Your instructions
Extract each line of the material that follows exactly and omit its pictures.

— Start —

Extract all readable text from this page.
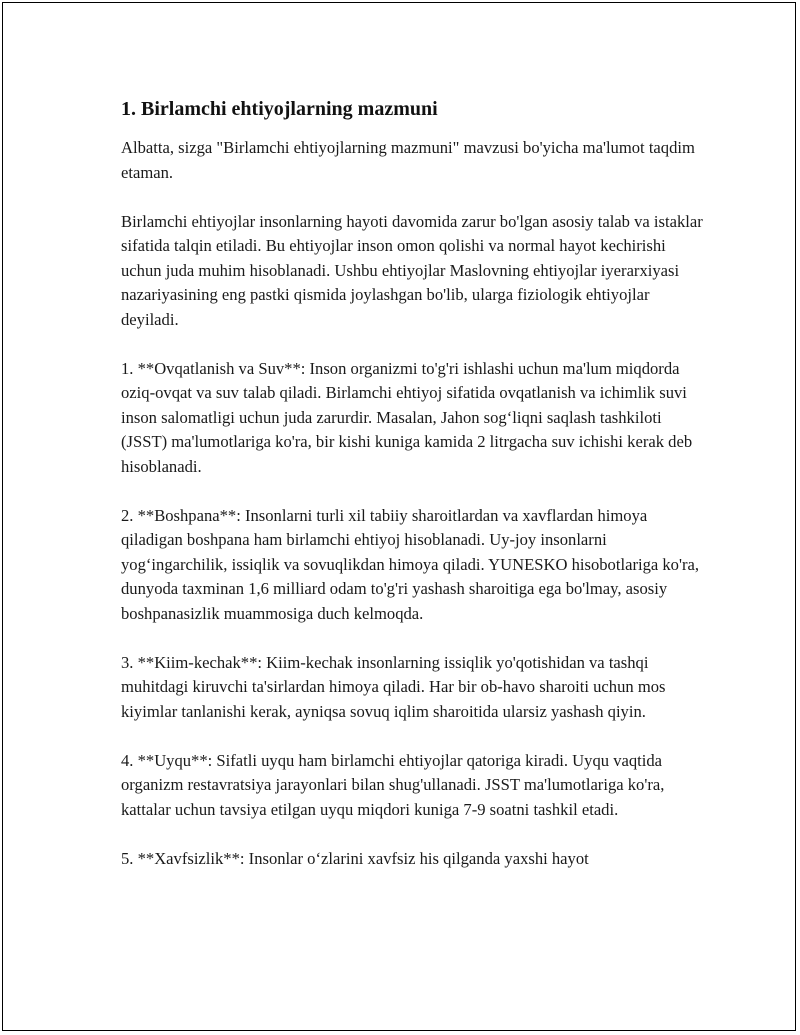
1. Birlamchi ehtiyojlarning mazmuni

Albatta, sizga "Birlamchi ehtiyojlarning mazmuni" mavzusi bo'yicha ma'lumot taqdim etaman.

Birlamchi ehtiyojlar insonlarning hayoti davomida zarur bo'lgan asosiy talab va istaklar sifatida talqin etiladi. Bu ehtiyojlar inson omon qolishi va normal hayot kechirishi uchun juda muhim hisoblanadi. Ushbu ehtiyojlar Maslovning ehtiyojlar iyerarxiyasi nazariyasining eng pastki qismida joylashgan bo'lib, ularga fiziologik ehtiyojlar deyiladi.

1. **Ovqatlanish va Suv**: Inson organizmi to'g'ri ishlashi uchun ma'lum miqdorda oziq-ovqat va suv talab qiladi. Birlamchi ehtiyoj sifatida ovqatlanish va ichimlik suvi inson salomatligi uchun juda zarurdir. Masalan, Jahon sog‘liqni saqlash tashkiloti (JSST) ma'lumotlariga ko'ra, bir kishi kuniga kamida 2 litrgacha suv ichishi kerak deb hisoblanadi.

2. **Boshpana**: Insonlarni turli xil tabiiy sharoitlardan va xavflardan himoya qiladigan boshpana ham birlamchi ehtiyoj hisoblanadi. Uy-joy insonlarni yog‘ingarchilik, issiqlik va sovuqlikdan himoya qiladi. YUNESKO hisobotlariga ko'ra, dunyoda taxminan 1,6 milliard odam to'g'ri yashash sharoitiga ega bo'lmay, asosiy boshpanasizlik muammosiga duch kelmoqda.

3. **Kiim-kechak**: Kiim-kechak insonlarning issiqlik yo'qotishidan va tashqi muhitdagi kiruvchi ta'sirlardan himoya qiladi. Har bir ob-havo sharoiti uchun mos kiyimlar tanlanishi kerak, ayniqsa sovuq iqlim sharoitida ularsiz yashash qiyin.

4. **Uyqu**: Sifatli uyqu ham birlamchi ehtiyojlar qatoriga kiradi. Uyqu vaqtida organizm restavratsiya jarayonlari bilan shug'ullanadi. JSST ma'lumotlariga ko'ra, kattalar uchun tavsiya etilgan uyqu miqdori kuniga 7-9 soatni tashkil etadi.

5. **Xavfsizlik**: Insonlar o‘zlarini xavfsiz his qilganda yaxshi hayot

— End —

Full answer
Extract all readable text from this page.
1. Birlamchi ehtiyojlarning mazmuni

Albatta, sizga "Birlamchi ehtiyojlarning mazmuni" mavzusi bo'yicha ma'lumot taqdim etaman.

Birlamchi ehtiyojlar insonlarning hayoti davomida zarur bo'lgan asosiy talab va istaklar sifatida talqin etiladi. Bu ehtiyojlar inson omon qolishi va normal hayot kechirishi uchun juda muhim hisoblanadi. Ushbu ehtiyojlar Maslovning ehtiyojlar iyerarxiyasi nazariyasining eng pastki qismida joylashgan bo'lib, ularga fiziologik ehtiyojlar deyiladi.

1. **Ovqatlanish va Suv**: Inson organizmi to'g'ri ishlashi uchun ma'lum miqdorda oziq-ovqat va suv talab qiladi. Birlamchi ehtiyoj sifatida ovqatlanish va ichimlik suvi inson salomatligi uchun juda zarurdir. Masalan, Jahon sog‘liqni saqlash tashkiloti (JSST) ma'lumotlariga ko'ra, bir kishi kuniga kamida 2 litrgacha suv ichishi kerak deb hisoblanadi.

2. **Boshpana**: Insonlarni turli xil tabiiy sharoitlardan va xavflardan himoya qiladigan boshpana ham birlamchi ehtiyoj hisoblanadi. Uy-joy insonlarni yog‘ingarchilik, issiqlik va sovuqlikdan himoya qiladi. YUNESKO hisobotlariga ko'ra, dunyoda taxminan 1,6 milliard odam to'g'ri yashash sharoitiga ega bo'lmay, asosiy boshpanasizlik muammosiga duch kelmoqda.

3. **Kiim-kechak**: Kiim-kechak insonlarning issiqlik yo'qotishidan va tashqi muhitdagi kiruvchi ta'sirlardan himoya qiladi. Har bir ob-havo sharoiti uchun mos kiyimlar tanlanishi kerak, ayniqsa sovuq iqlim sharoitida ularsiz yashash qiyin.

4. **Uyqu**: Sifatli uyqu ham birlamchi ehtiyojlar qatoriga kiradi. Uyqu vaqtida organizm restavratsiya jarayonlari bilan shug'ullanadi. JSST ma'lumotlariga ko'ra, kattalar uchun tavsiya etilgan uyqu miqdori kuniga 7-9 soatni tashkil etadi.

5. **Xavfsizlik**: Insonlar o‘zlarini xavfsiz his qilganda yaxshi hayot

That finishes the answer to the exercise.